### Data to use
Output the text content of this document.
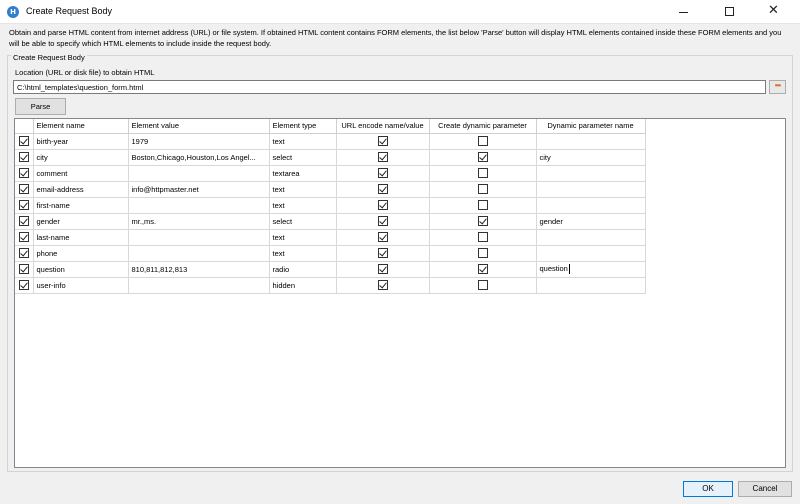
H	Create Request Body	✕
Obtain and parse HTML content from internet address (URL) or file system. If obtained HTML content contains FORM elements, the list below 'Parse' button will display HTML elements contained inside these FORM elements and you will be able to specify which HTML elements to include inside the request body.
Create Request Body
Location (URL or disk file) to obtain HTML
C:\html_templates\question_form.html
•••
Parse
	Element name	Element value	Element type	URL encode name/value	Create dynamic parameter	Dynamic parameter name
	birth-year	1979	text			
	city	Boston,Chicago,Houston,Los Angel...	select			city
	comment		textarea			
	email-address	info@httpmaster.net	text			
	first-name		text			
	gender	mr.,ms.	select			gender
	last-name		text			
	phone		text			
	question	810,811,812,813	radio			question
	user-info		hidden			
OK	Cancel
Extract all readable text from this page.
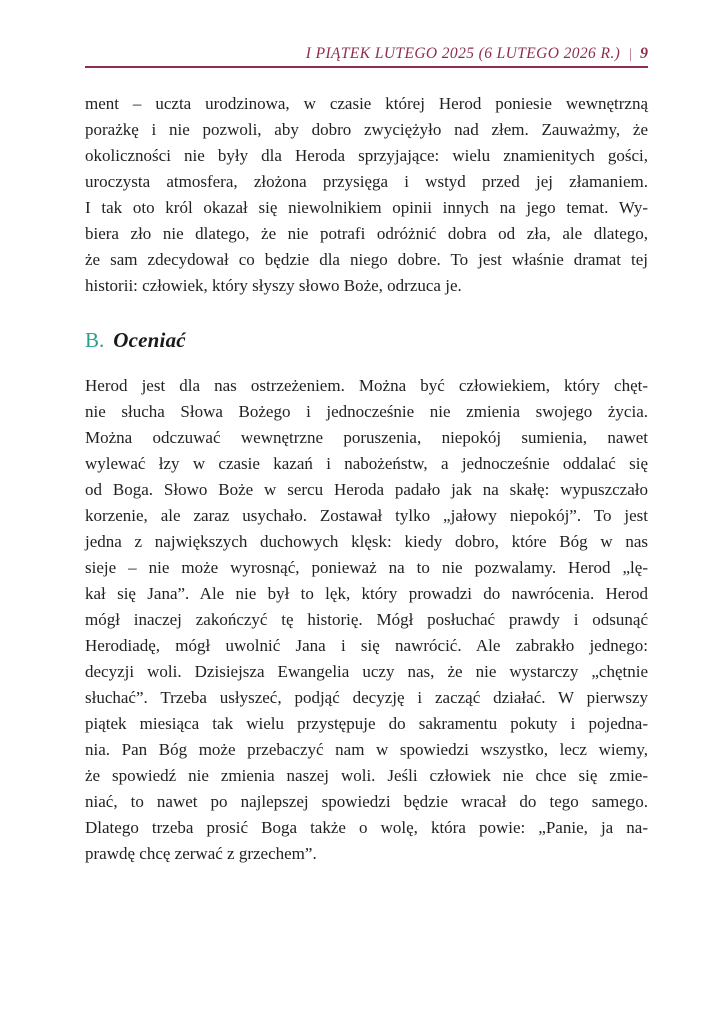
I PIĄTEK LUTEGO 2025 (6 LUTEGO 2026 R.) | 9
ment – uczta urodzinowa, w czasie której Herod poniesie wewnętrzną
porażkę i nie pozwoli, aby dobro zwyciężyło nad złem. Zauważmy, że
okoliczności nie były dla Heroda sprzyjające: wielu znamienitych gości,
uroczysta atmosfera, złożona przysięga i wstyd przed jej złamaniem.
I tak oto król okazał się niewolnikiem opinii innych na jego temat. Wy-
biera zło nie dlatego, że nie potrafi odróżnić dobra od zła, ale dlatego,
że sam zdecydował co będzie dla niego dobre. To jest właśnie dramat tej
historii: człowiek, który słyszy słowo Boże, odrzuca je.
B. Oceniać
Herod jest dla nas ostrzeżeniem. Można być człowiekiem, który chęt-
nie słucha Słowa Bożego i jednocześnie nie zmienia swojego życia.
Można odczuwać wewnętrzne poruszenia, niepokój sumienia, nawet
wylewać łzy w czasie kazań i nabożeństw, a jednocześnie oddalać się
od Boga. Słowo Boże w sercu Heroda padało jak na skałę: wypuszczało
korzenie, ale zaraz usychało. Zostawał tylko „jałowy niepokój”. To jest
jedna z największych duchowych klęsk: kiedy dobro, które Bóg w nas
sieje – nie może wyrosnąć, ponieważ na to nie pozwalamy. Herod „lę-
kał się Jana”. Ale nie był to lęk, który prowadzi do nawrócenia. Herod
mógł inaczej zakończyć tę historię. Mógł posłuchać prawdy i odsunąć
Herodiadę, mógł uwolnić Jana i się nawrócić. Ale zabrakło jednego:
decyzji woli. Dzisiejsza Ewangelia uczy nas, że nie wystarczy „chętnie
słuchać”. Trzeba usłyszeć, podjąć decyzję i zacząć działać. W pierwszy
piątek miesiąca tak wielu przystępuje do sakramentu pokuty i pojedna-
nia. Pan Bóg może przebaczyć nam w spowiedzi wszystko, lecz wiemy,
że spowiedź nie zmienia naszej woli. Jeśli człowiek nie chce się zmie-
niać, to nawet po najlepszej spowiedzi będzie wracał do tego samego.
Dlatego trzeba prosić Boga także o wolę, która powie: „Panie, ja na-
prawdę chcę zerwać z grzechem”.
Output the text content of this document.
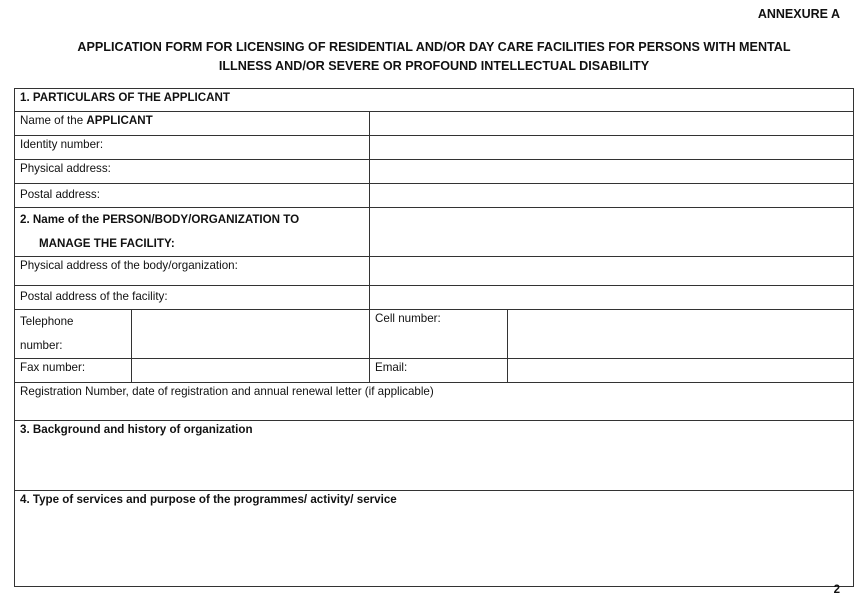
ANNEXURE A
APPLICATION FORM FOR LICENSING OF RESIDENTIAL AND/OR DAY CARE FACILITIES FOR PERSONS WITH MENTAL
ILLNESS AND/OR SEVERE OR PROFOUND INTELLECTUAL DISABILITY
1. PARTICULARS OF THE APPLICANT			
Name of the APPLICANT			
Identity number:			
Physical address:			
Postal address:			
2. Name of the PERSON/BODY/ORGANIZATION TO
MANAGE THE FACILITY:			
Physical address of the body/organization:			
Postal address of the facility:			
Telephone
number:		Cell number:	
Fax number:		Email:	
Registration Number, date of registration and annual renewal letter (if applicable)			
3. Background and history of organization			
4. Type of services and purpose of the programmes/ activity/ service			
2
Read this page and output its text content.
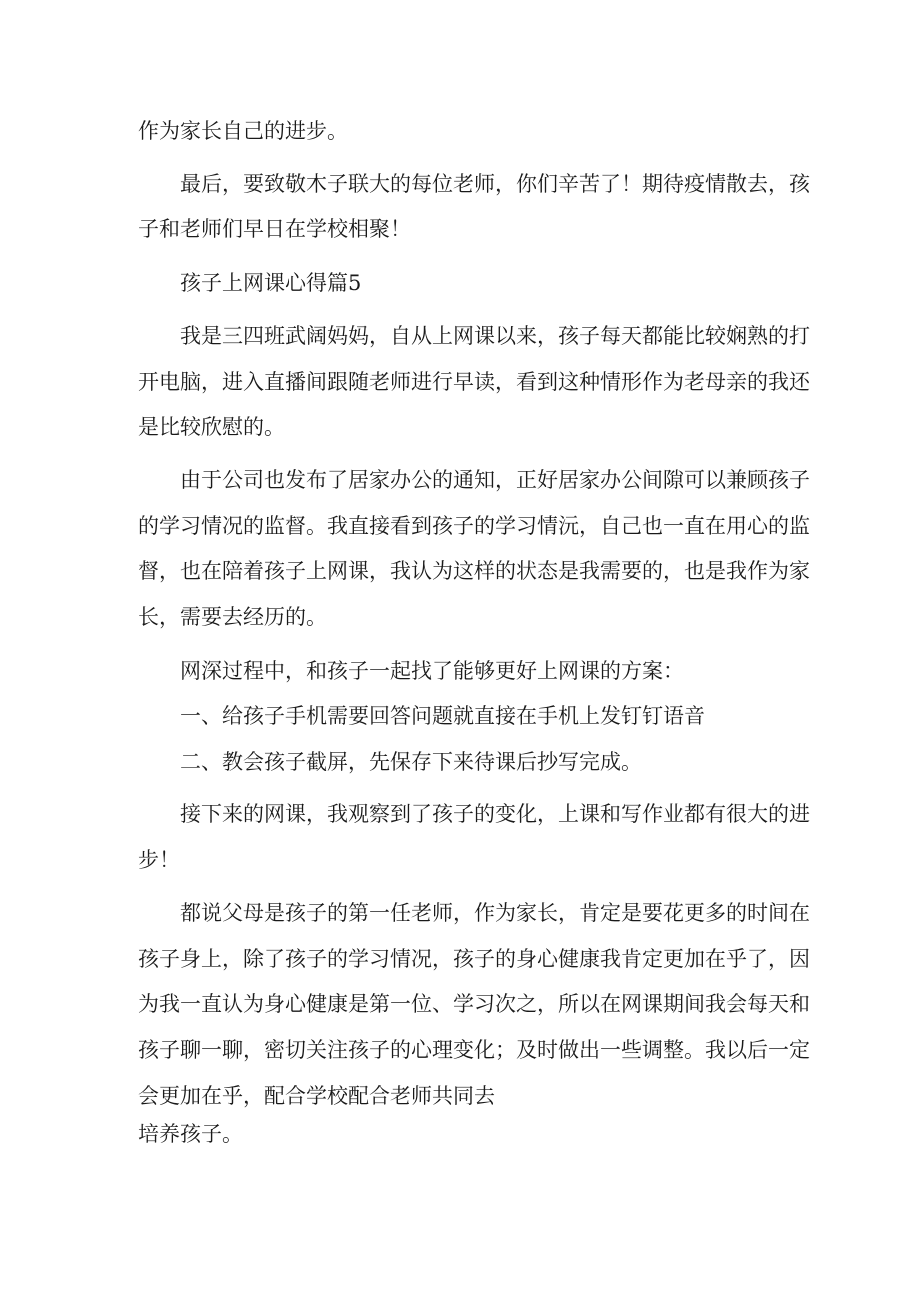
作为家长自己的进步。

最后，要致敬木子联大的每位老师，你们辛苦了！期待疫情散去，孩

子和老师们早日在学校相聚！

孩子上网课心得篇5

我是三四班武阔妈妈，自从上网课以来，孩子每天都能比较娴熟的打

开电脑，进入直播间跟随老师进行早读，看到这种情形作为老母亲的我还

是比较欣慰的。

由于公司也发布了居家办公的通知，正好居家办公间隙可以兼顾孩子

的学习情况的监督。我直接看到孩子的学习情沅，自己也一直在用心的监

督，也在陪着孩子上网课，我认为这样的状态是我需要的，也是我作为家

长，需要去经历的。

网深过程中，和孩子一起找了能够更好上网课的方案：

一、给孩子手机需要回答问题就直接在手机上发钉钉语音

二、教会孩子截屏，先保存下来待课后抄写完成。

接下来的网课，我观察到了孩子的变化，上课和写作业都有很大的进

步！

都说父母是孩子的第一任老师，作为家长，肯定是要花更多的时间在

孩子身上，除了孩子的学习情况，孩子的身心健康我肯定更加在乎了，因

为我一直认为身心健康是第一位、学习次之，所以在网课期间我会每天和

孩子聊一聊，密切关注孩子的心理变化；及时做出一些调整。我以后一定

会更加在乎，配合学校配合老师共同去

培养孩子。
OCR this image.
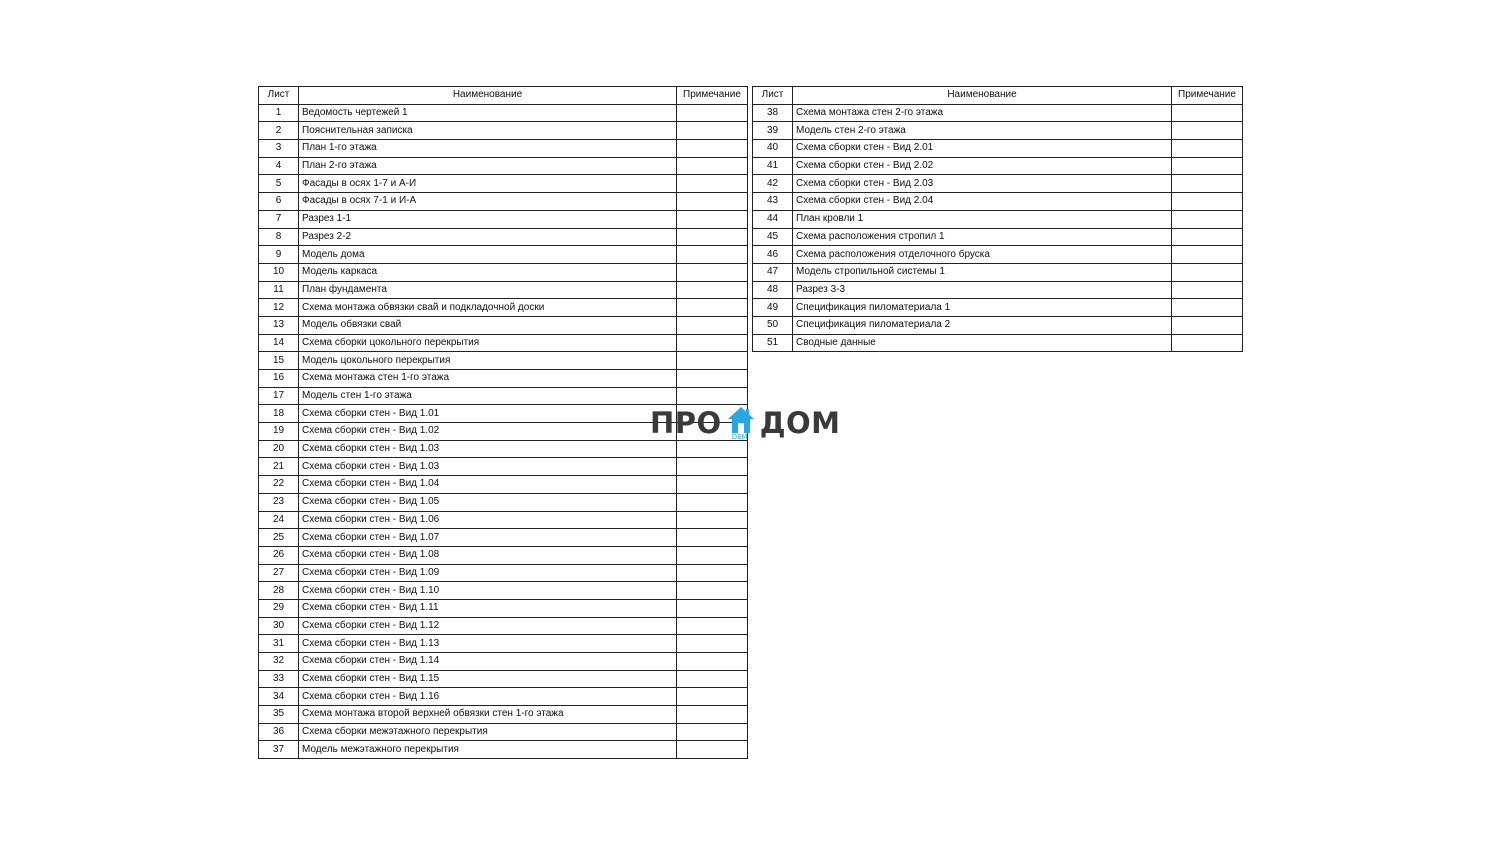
Лист	Наименование	Примечание
1	Ведомость чертежей 1	
2	Пояснительная записка	
3	План 1-го этажа	
4	План 2-го этажа	
5	Фасады в осях 1-7 и А-И	
6	Фасады в осях 7-1 и И-А	
7	Разрез 1-1	
8	Разрез 2-2	
9	Модель дома	
10	Модель каркаса	
11	План фундамента	
12	Схема монтажа обвязки свай и подкладочной доски	
13	Модель обвязки свай	
14	Схема сборки цокольного перекрытия	
15	Модель цокольного перекрытия	
16	Схема монтажа стен 1-го этажа	
17	Модель стен 1-го этажа	
18	Схема сборки стен - Вид 1.01	
19	Схема сборки стен - Вид 1.02	
20	Схема сборки стен - Вид 1.03	
21	Схема сборки стен - Вид 1.03	
22	Схема сборки стен - Вид 1.04	
23	Схема сборки стен - Вид 1.05	
24	Схема сборки стен - Вид 1.06	
25	Схема сборки стен - Вид 1.07	
26	Схема сборки стен - Вид 1.08	
27	Схема сборки стен - Вид 1.09	
28	Схема сборки стен - Вид 1.10	
29	Схема сборки стен - Вид 1.11	
30	Схема сборки стен - Вид 1.12	
31	Схема сборки стен - Вид 1.13	
32	Схема сборки стен - Вид 1.14	
33	Схема сборки стен - Вид 1.15	
34	Схема сборки стен - Вид 1.16	
35	Схема монтажа второй верхней обвязки стен 1-го этажа	
36	Схема сборки межэтажного перекрытия	
37	Модель межэтажного перекрытия	
Лист	Наименование	Примечание
38	Схема монтажа стен 2-го этажа	
39	Модель стен 2-го этажа	
40	Схема сборки стен - Вид 2.01	
41	Схема сборки стен - Вид 2.02	
42	Схема сборки стен - Вид 2.03	
43	Схема сборки стен - Вид 2.04	
44	План кровли 1	
45	Схема расположения стропил 1	
46	Схема расположения отделочного бруска	
47	Модель стропильной системы 1	
48	Разрез 3-3	
49	Спецификация пиломатериала 1	
50	Спецификация пиломатериала 2	
51	Сводные данные	
ПРО DEM ДОМ
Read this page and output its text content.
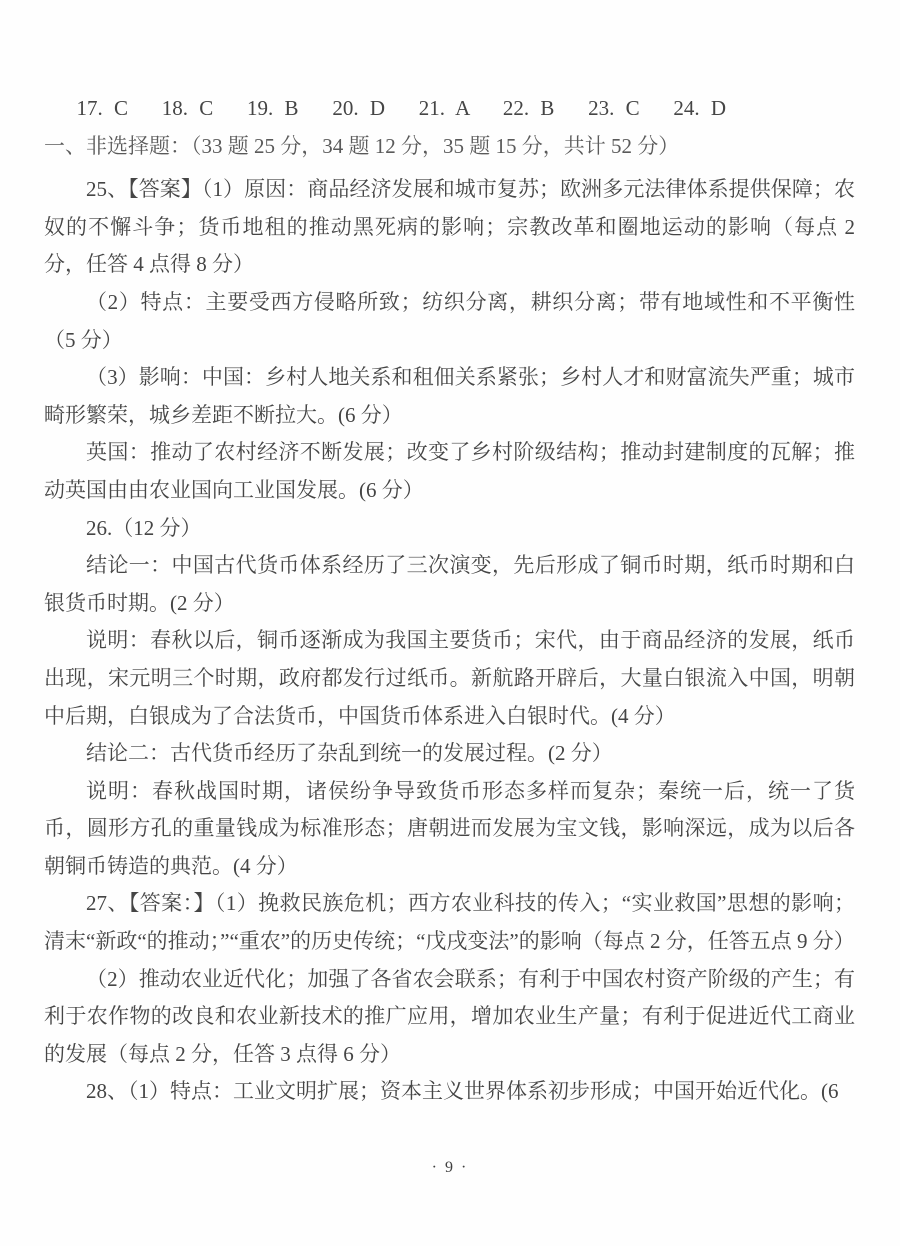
17. C   18. C   19. B   20. D   21. A   22. B   23. C   24. D

一、非选择题：（33 题 25 分，34 题 12 分，35 题 15 分，共计 52 分）

25、【答案】（1）原因：商品经济发展和城市复苏；欧洲多元法律体系提供保障；农奴的不懈斗争；货币地租的推动黑死病的影响；宗教改革和圈地运动的影响（每点 2 分，任答 4 点得 8 分）

（2）特点：主要受西方侵略所致；纺织分离，耕织分离；带有地域性和不平衡性（5 分）

（3）影响：中国：乡村人地关系和租佃关系紧张；乡村人才和财富流失严重；城市畸形繁荣，城乡差距不断拉大。(6 分）

英国：推动了农村经济不断发展；改变了乡村阶级结构；推动封建制度的瓦解；推动英国由由农业国向工业国发展。(6 分）

26.（12 分）

结论一：中国古代货币体系经历了三次演变，先后形成了铜币时期，纸币时期和白银货币时期。(2 分）

说明：春秋以后，铜币逐渐成为我国主要货币；宋代，由于商品经济的发展，纸币出现，宋元明三个时期，政府都发行过纸币。新航路开辟后，大量白银流入中国，明朝中后期，白银成为了合法货币，中国货币体系进入白银时代。(4 分）

结论二：古代货币经历了杂乱到统一的发展过程。(2 分）

说明：春秋战国时期，诸侯纷争导致货币形态多样而复杂；秦统一后，统一了货币，圆形方孔的重量钱成为标准形态；唐朝进而发展为宝文钱，影响深远，成为以后各朝铜币铸造的典范。(4 分）

27、【答案：】（1）挽救民族危机；西方农业科技的传入；“实业救国”思想的影响；清末“新政“的推动；”“重农”的历史传统；“戊戌变法”的影响（每点 2 分，任答五点 9 分）

（2）推动农业近代化；加强了各省农会联系；有利于中国农村资产阶级的产生；有利于农作物的改良和农业新技术的推广应用，增加农业生产量；有利于促进近代工商业的发展（每点 2 分，任答 3 点得 6 分）

28、（1）特点：工业文明扩展；资本主义世界体系初步形成；中国开始近代化。(6

· 9 ·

### What is needed
Which lines contain the word "Heroda"? Copy each of them.

### Written response
okoliczności nie były dla Heroda sprzyjające: wielu znamienitych gości,
od Boga. Słowo Boże w sercu Heroda padało jak na skałę: wypuszczało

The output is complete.